▶ Task prompt
Transcribe the lines below verbatim, skipping the images.

▶ Provided data
——————

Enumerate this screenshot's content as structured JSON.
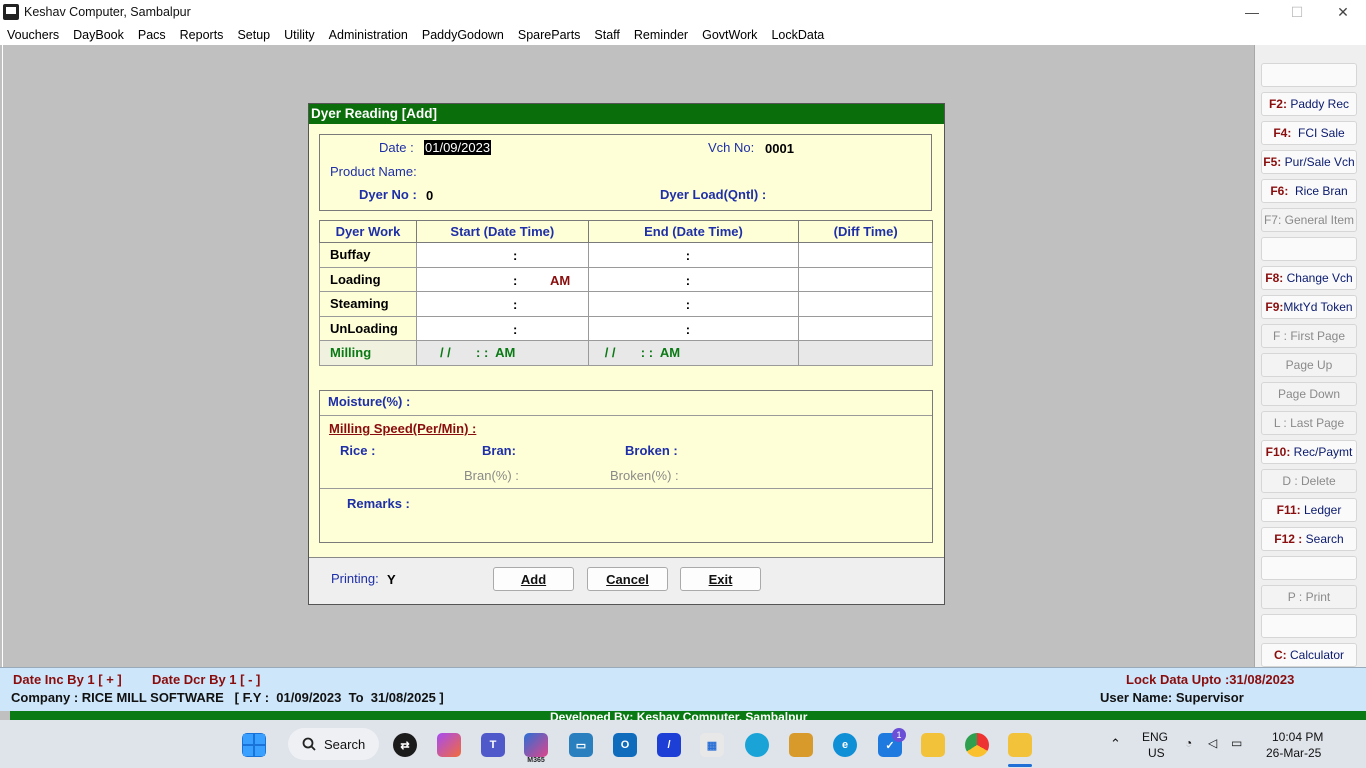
{
  "window": {
    "title": "Keshav Computer, Sambalpur",
    "controls": {
      "minimize": "—",
      "maximize": "☐",
      "close": "✕"
    }
  },
  "menu": [
    "Vouchers",
    "DayBook",
    "Pacs",
    "Reports",
    "Setup",
    "Utility",
    "Administration",
    "PaddyGodown",
    "SpareParts",
    "Staff",
    "Reminder",
    "GovtWork",
    "LockData"
  ],
  "sidebar": {
    "buttons": [
      {
        "key": "",
        "label": "",
        "state": "blank"
      },
      {
        "key": "F2:",
        "label": "Paddy Rec",
        "state": "enabled"
      },
      {
        "key": "F4:",
        "label": "FCI Sale",
        "state": "enabled"
      },
      {
        "key": "F5:",
        "label": "Pur/Sale Vch",
        "state": "enabled"
      },
      {
        "key": "F6:",
        "label": "Rice Bran",
        "state": "enabled"
      },
      {
        "key": "F7:",
        "label": "General Item",
        "state": "disabled"
      },
      {
        "key": "",
        "label": "",
        "state": "blank"
      },
      {
        "key": "F8:",
        "label": "Change  Vch",
        "state": "enabled"
      },
      {
        "key": "F9:",
        "label": "MktYd Token",
        "state": "enabled"
      },
      {
        "key": "F :",
        "label": "First Page",
        "state": "disabled"
      },
      {
        "key": "",
        "label": "Page Up",
        "state": "disabled"
      },
      {
        "key": "",
        "label": "Page Down",
        "state": "disabled"
      },
      {
        "key": "L :",
        "label": "Last Page",
        "state": "disabled"
      },
      {
        "key": "F10:",
        "label": "Rec/Paymt",
        "state": "enabled"
      },
      {
        "key": "D :",
        "label": "Delete",
        "state": "disabled"
      },
      {
        "key": "F11:",
        "label": "Ledger",
        "state": "enabled"
      },
      {
        "key": "F12 :",
        "label": "Search",
        "state": "enabled"
      },
      {
        "key": "",
        "label": "",
        "state": "blank"
      },
      {
        "key": "P :",
        "label": "Print",
        "state": "disabled"
      },
      {
        "key": "",
        "label": "",
        "state": "blank"
      },
      {
        "key": "C:",
        "label": "Calculator",
        "state": "enabled"
      }
    ]
  },
  "dialog": {
    "title": "Dyer Reading [Add]",
    "date_label": "Date :",
    "date_value": "01/09/2023",
    "vch_label": "Vch No:",
    "vch_value": "0001",
    "product_label": "Product Name:",
    "dyer_no_label": "Dyer No :",
    "dyer_no_value": "0",
    "dyer_load_label": "Dyer Load(Qntl) :",
    "grid": {
      "headers": [
        "Dyer Work",
        "Start (Date Time)",
        "End (Date Time)",
        "(Diff Time)"
      ],
      "rows": [
        {
          "label": "Buffay",
          "start_colon": ":",
          "start_ampm": "",
          "end_colon": ":"
        },
        {
          "label": "Loading",
          "start_colon": ":",
          "start_ampm": "AM",
          "end_colon": ":"
        },
        {
          "label": "Steaming",
          "start_colon": ":",
          "start_ampm": "",
          "end_colon": ":"
        },
        {
          "label": "UnLoading",
          "start_colon": ":",
          "start_ampm": "",
          "end_colon": ":"
        }
      ],
      "milling": {
        "label": "Milling",
        "start": "/ /       : :  AM",
        "end": "/ /       : :  AM"
      }
    },
    "moisture_label": "Moisture(%) :",
    "milling_speed_label": "Milling Speed(Per/Min) :",
    "rice_label": "Rice :",
    "bran_label": "Bran:",
    "broken_label": "Broken :",
    "bran_pct_label": "Bran(%) :",
    "broken_pct_label": "Broken(%) :",
    "remarks_label": "Remarks :",
    "printing_label": "Printing:",
    "printing_value": "Y",
    "buttons": {
      "add": "Add",
      "cancel": "Cancel",
      "exit": "Exit"
    }
  },
  "status": {
    "date_inc": "Date Inc By 1 [ + ]",
    "date_dcr": "Date Dcr By 1 [ - ]",
    "lock_data": "Lock Data Upto :31/08/2023",
    "company": "Company : RICE MILL SOFTWARE   [ F.Y :  01/09/2023  To  31/08/2025 ]",
    "user": "User Name: Supervisor",
    "developed_by": "Developed By: Keshav Computer, Sambalpur"
  },
  "taskbar": {
    "search_label": "Search",
    "language": "ENG",
    "region": "US",
    "time": "10:04 PM",
    "date": "26-Mar-25",
    "teams_badge": "1",
    "m365_label": "M365"
  },
  "colors": {
    "dialog_title": "#0a6e0a",
    "label_blue": "#1e2fa8",
    "key_red": "#8a0d0d",
    "status_bg": "#cde6fa",
    "milling_green": "#0a7a14"
  }
}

——————

▶ Task result
Enumerate this screenshot's content as structured JSON.
{
  "window": {
    "title": "Keshav Computer, Sambalpur",
    "controls": {
      "minimize": "—",
      "maximize": "☐",
      "close": "✕"
    }
  },
  "menu": [
    "Vouchers",
    "DayBook",
    "Pacs",
    "Reports",
    "Setup",
    "Utility",
    "Administration",
    "PaddyGodown",
    "SpareParts",
    "Staff",
    "Reminder",
    "GovtWork",
    "LockData"
  ],
  "sidebar": {
    "buttons": [
      {
        "key": "",
        "label": "",
        "state": "blank"
      },
      {
        "key": "F2:",
        "label": "Paddy Rec",
        "state": "enabled"
      },
      {
        "key": "F4:",
        "label": "FCI Sale",
        "state": "enabled"
      },
      {
        "key": "F5:",
        "label": "Pur/Sale Vch",
        "state": "enabled"
      },
      {
        "key": "F6:",
        "label": "Rice Bran",
        "state": "enabled"
      },
      {
        "key": "F7:",
        "label": "General Item",
        "state": "disabled"
      },
      {
        "key": "",
        "label": "",
        "state": "blank"
      },
      {
        "key": "F8:",
        "label": "Change  Vch",
        "state": "enabled"
      },
      {
        "key": "F9:",
        "label": "MktYd Token",
        "state": "enabled"
      },
      {
        "key": "F :",
        "label": "First Page",
        "state": "disabled"
      },
      {
        "key": "",
        "label": "Page Up",
        "state": "disabled"
      },
      {
        "key": "",
        "label": "Page Down",
        "state": "disabled"
      },
      {
        "key": "L :",
        "label": "Last Page",
        "state": "disabled"
      },
      {
        "key": "F10:",
        "label": "Rec/Paymt",
        "state": "enabled"
      },
      {
        "key": "D :",
        "label": "Delete",
        "state": "disabled"
      },
      {
        "key": "F11:",
        "label": "Ledger",
        "state": "enabled"
      },
      {
        "key": "F12 :",
        "label": "Search",
        "state": "enabled"
      },
      {
        "key": "",
        "label": "",
        "state": "blank"
      },
      {
        "key": "P :",
        "label": "Print",
        "state": "disabled"
      },
      {
        "key": "",
        "label": "",
        "state": "blank"
      },
      {
        "key": "C:",
        "label": "Calculator",
        "state": "enabled"
      }
    ]
  },
  "dialog": {
    "title": "Dyer Reading [Add]",
    "date_label": "Date :",
    "date_value": "01/09/2023",
    "vch_label": "Vch No:",
    "vch_value": "0001",
    "product_label": "Product Name:",
    "dyer_no_label": "Dyer No :",
    "dyer_no_value": "0",
    "dyer_load_label": "Dyer Load(Qntl) :",
    "grid": {
      "headers": [
        "Dyer Work",
        "Start (Date Time)",
        "End (Date Time)",
        "(Diff Time)"
      ],
      "rows": [
        {
          "label": "Buffay",
          "start_colon": ":",
          "start_ampm": "",
          "end_colon": ":"
        },
        {
          "label": "Loading",
          "start_colon": ":",
          "start_ampm": "AM",
          "end_colon": ":"
        },
        {
          "label": "Steaming",
          "start_colon": ":",
          "start_ampm": "",
          "end_colon": ":"
        },
        {
          "label": "UnLoading",
          "start_colon": ":",
          "start_ampm": "",
          "end_colon": ":"
        }
      ],
      "milling": {
        "label": "Milling",
        "start": "/ /       : :  AM",
        "end": "/ /       : :  AM"
      }
    },
    "moisture_label": "Moisture(%) :",
    "milling_speed_label": "Milling Speed(Per/Min) :",
    "rice_label": "Rice :",
    "bran_label": "Bran:",
    "broken_label": "Broken :",
    "bran_pct_label": "Bran(%) :",
    "broken_pct_label": "Broken(%) :",
    "remarks_label": "Remarks :",
    "printing_label": "Printing:",
    "printing_value": "Y",
    "buttons": {
      "add": "Add",
      "cancel": "Cancel",
      "exit": "Exit"
    }
  },
  "status": {
    "date_inc": "Date Inc By 1 [ + ]",
    "date_dcr": "Date Dcr By 1 [ - ]",
    "lock_data": "Lock Data Upto :31/08/2023",
    "company": "Company : RICE MILL SOFTWARE   [ F.Y :  01/09/2023  To  31/08/2025 ]",
    "user": "User Name: Supervisor",
    "developed_by": "Developed By: Keshav Computer, Sambalpur"
  },
  "taskbar": {
    "search_label": "Search",
    "language": "ENG",
    "region": "US",
    "time": "10:04 PM",
    "date": "26-Mar-25",
    "teams_badge": "1",
    "m365_label": "M365"
  },
  "colors": {
    "dialog_title": "#0a6e0a",
    "label_blue": "#1e2fa8",
    "key_red": "#8a0d0d",
    "status_bg": "#cde6fa",
    "milling_green": "#0a7a14"
  }
}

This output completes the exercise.